Data excerpts

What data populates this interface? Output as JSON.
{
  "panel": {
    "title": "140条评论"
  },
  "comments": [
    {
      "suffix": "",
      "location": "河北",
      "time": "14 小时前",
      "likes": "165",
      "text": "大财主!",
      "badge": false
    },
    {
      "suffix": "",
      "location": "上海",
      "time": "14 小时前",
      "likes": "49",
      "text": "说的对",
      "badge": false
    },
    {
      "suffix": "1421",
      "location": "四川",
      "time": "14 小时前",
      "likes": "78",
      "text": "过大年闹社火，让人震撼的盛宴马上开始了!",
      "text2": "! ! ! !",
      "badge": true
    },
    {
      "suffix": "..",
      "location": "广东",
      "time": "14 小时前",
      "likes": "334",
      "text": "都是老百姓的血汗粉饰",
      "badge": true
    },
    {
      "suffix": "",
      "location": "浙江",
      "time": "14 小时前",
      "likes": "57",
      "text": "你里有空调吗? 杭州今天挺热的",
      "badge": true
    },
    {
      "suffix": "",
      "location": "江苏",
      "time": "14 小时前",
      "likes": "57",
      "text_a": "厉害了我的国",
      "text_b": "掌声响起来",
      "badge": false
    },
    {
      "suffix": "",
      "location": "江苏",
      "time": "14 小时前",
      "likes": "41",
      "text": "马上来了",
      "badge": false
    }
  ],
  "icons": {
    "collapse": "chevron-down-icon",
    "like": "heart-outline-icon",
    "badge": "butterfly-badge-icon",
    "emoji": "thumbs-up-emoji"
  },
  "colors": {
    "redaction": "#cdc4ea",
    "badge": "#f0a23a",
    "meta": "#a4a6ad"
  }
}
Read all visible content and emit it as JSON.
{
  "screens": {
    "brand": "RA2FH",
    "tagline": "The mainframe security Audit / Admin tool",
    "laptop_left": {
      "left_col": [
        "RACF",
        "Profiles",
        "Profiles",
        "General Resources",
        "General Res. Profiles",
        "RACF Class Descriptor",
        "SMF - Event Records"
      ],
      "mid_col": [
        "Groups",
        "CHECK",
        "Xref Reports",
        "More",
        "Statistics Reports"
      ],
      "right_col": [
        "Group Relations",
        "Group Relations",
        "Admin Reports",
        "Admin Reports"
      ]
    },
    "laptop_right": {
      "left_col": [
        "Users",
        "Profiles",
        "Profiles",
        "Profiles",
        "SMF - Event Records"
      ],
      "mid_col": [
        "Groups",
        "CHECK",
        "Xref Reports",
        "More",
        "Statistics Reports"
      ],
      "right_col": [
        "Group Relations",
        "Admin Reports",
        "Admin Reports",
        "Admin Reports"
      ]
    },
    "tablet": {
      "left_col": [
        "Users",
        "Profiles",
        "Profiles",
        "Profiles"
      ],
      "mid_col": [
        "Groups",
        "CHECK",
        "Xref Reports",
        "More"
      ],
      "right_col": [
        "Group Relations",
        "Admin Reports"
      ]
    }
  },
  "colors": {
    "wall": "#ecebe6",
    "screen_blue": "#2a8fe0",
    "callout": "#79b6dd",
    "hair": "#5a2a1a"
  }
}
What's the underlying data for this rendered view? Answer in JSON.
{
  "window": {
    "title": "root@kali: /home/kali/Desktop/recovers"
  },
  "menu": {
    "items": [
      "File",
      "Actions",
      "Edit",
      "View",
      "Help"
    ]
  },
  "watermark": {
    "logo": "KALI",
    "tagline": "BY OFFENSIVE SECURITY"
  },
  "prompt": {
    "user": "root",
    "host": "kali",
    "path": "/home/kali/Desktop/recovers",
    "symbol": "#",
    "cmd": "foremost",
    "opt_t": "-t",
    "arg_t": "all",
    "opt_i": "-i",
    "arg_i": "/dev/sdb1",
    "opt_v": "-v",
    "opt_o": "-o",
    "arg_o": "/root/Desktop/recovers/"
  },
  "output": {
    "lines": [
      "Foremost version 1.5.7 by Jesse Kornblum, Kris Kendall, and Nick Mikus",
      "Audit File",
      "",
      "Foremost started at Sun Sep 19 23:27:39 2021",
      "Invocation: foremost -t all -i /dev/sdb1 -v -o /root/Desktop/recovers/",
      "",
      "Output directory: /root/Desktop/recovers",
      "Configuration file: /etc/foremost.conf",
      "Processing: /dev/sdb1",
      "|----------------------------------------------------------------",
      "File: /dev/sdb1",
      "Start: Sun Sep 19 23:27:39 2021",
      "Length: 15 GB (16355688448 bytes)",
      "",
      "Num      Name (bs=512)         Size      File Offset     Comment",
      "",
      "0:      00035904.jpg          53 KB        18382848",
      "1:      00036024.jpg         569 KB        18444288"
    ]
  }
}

> **The request**:
Repeat all the entries exactly as given.

> **Exercise result**:
What data populates this interface? Output as JSON.
{
  "panel": {
    "title": "140条评论"
  },
  "comments": [
    {
      "suffix": "",
      "location": "河北",
      "time": "14 小时前",
      "likes": "165",
      "text": "大财主!",
      "badge": false
    },
    {
      "suffix": "",
      "location": "上海",
      "time": "14 小时前",
      "likes": "49",
      "text": "说的对",
      "badge": false
    },
    {
      "suffix": "1421",
      "location": "四川",
      "time": "14 小时前",
      "likes": "78",
      "text": "过大年闹社火，让人震撼的盛宴马上开始了!",
      "text2": "! ! ! !",
      "badge": true
    },
    {
      "suffix": "..",
      "location": "广东",
      "time": "14 小时前",
      "likes": "334",
      "text": "都是老百姓的血汗粉饰",
      "badge": true
    },
    {
      "suffix": "",
      "location": "浙江",
      "time": "14 小时前",
      "likes": "57",
      "text": "你里有空调吗? 杭州今天挺热的",
      "badge": true
    },
    {
      "suffix": "",
      "location": "江苏",
      "time": "14 小时前",
      "likes": "57",
      "text_a": "厉害了我的国",
      "text_b": "掌声响起来",
      "badge": false
    },
    {
      "suffix": "",
      "location": "江苏",
      "time": "14 小时前",
      "likes": "41",
      "text": "马上来了",
      "badge": false
    }
  ],
  "icons": {
    "collapse": "chevron-down-icon",
    "like": "heart-outline-icon",
    "badge": "butterfly-badge-icon",
    "emoji": "thumbs-up-emoji"
  },
  "colors": {
    "redaction": "#cdc4ea",
    "badge": "#f0a23a",
    "meta": "#a4a6ad"
  }
}
Read all visible content and emit it as JSON.
{
  "screens": {
    "brand": "RA2FH",
    "tagline": "The mainframe security Audit / Admin tool",
    "laptop_left": {
      "left_col": [
        "RACF",
        "Profiles",
        "Profiles",
        "General Resources",
        "General Res. Profiles",
        "RACF Class Descriptor",
        "SMF - Event Records"
      ],
      "mid_col": [
        "Groups",
        "CHECK",
        "Xref Reports",
        "More",
        "Statistics Reports"
      ],
      "right_col": [
        "Group Relations",
        "Group Relations",
        "Admin Reports",
        "Admin Reports"
      ]
    },
    "laptop_right": {
      "left_col": [
        "Users",
        "Profiles",
        "Profiles",
        "Profiles",
        "SMF - Event Records"
      ],
      "mid_col": [
        "Groups",
        "CHECK",
        "Xref Reports",
        "More",
        "Statistics Reports"
      ],
      "right_col": [
        "Group Relations",
        "Admin Reports",
        "Admin Reports",
        "Admin Reports"
      ]
    },
    "tablet": {
      "left_col": [
        "Users",
        "Profiles",
        "Profiles",
        "Profiles"
      ],
      "mid_col": [
        "Groups",
        "CHECK",
        "Xref Reports",
        "More"
      ],
      "right_col": [
        "Group Relations",
        "Admin Reports"
      ]
    }
  },
  "colors": {
    "wall": "#ecebe6",
    "screen_blue": "#2a8fe0",
    "callout": "#79b6dd",
    "hair": "#5a2a1a"
  }
}
What's the underlying data for this rendered view? Answer in JSON.
{
  "window": {
    "title": "root@kali: /home/kali/Desktop/recovers"
  },
  "menu": {
    "items": [
      "File",
      "Actions",
      "Edit",
      "View",
      "Help"
    ]
  },
  "watermark": {
    "logo": "KALI",
    "tagline": "BY OFFENSIVE SECURITY"
  },
  "prompt": {
    "user": "root",
    "host": "kali",
    "path": "/home/kali/Desktop/recovers",
    "symbol": "#",
    "cmd": "foremost",
    "opt_t": "-t",
    "arg_t": "all",
    "opt_i": "-i",
    "arg_i": "/dev/sdb1",
    "opt_v": "-v",
    "opt_o": "-o",
    "arg_o": "/root/Desktop/recovers/"
  },
  "output": {
    "lines": [
      "Foremost version 1.5.7 by Jesse Kornblum, Kris Kendall, and Nick Mikus",
      "Audit File",
      "",
      "Foremost started at Sun Sep 19 23:27:39 2021",
      "Invocation: foremost -t all -i /dev/sdb1 -v -o /root/Desktop/recovers/",
      "",
      "Output directory: /root/Desktop/recovers",
      "Configuration file: /etc/foremost.conf",
      "Processing: /dev/sdb1",
      "|----------------------------------------------------------------",
      "File: /dev/sdb1",
      "Start: Sun Sep 19 23:27:39 2021",
      "Length: 15 GB (16355688448 bytes)",
      "",
      "Num      Name (bs=512)         Size      File Offset     Comment",
      "",
      "0:      00035904.jpg          53 KB        18382848",
      "1:      00036024.jpg         569 KB        18444288"
    ]
  }
}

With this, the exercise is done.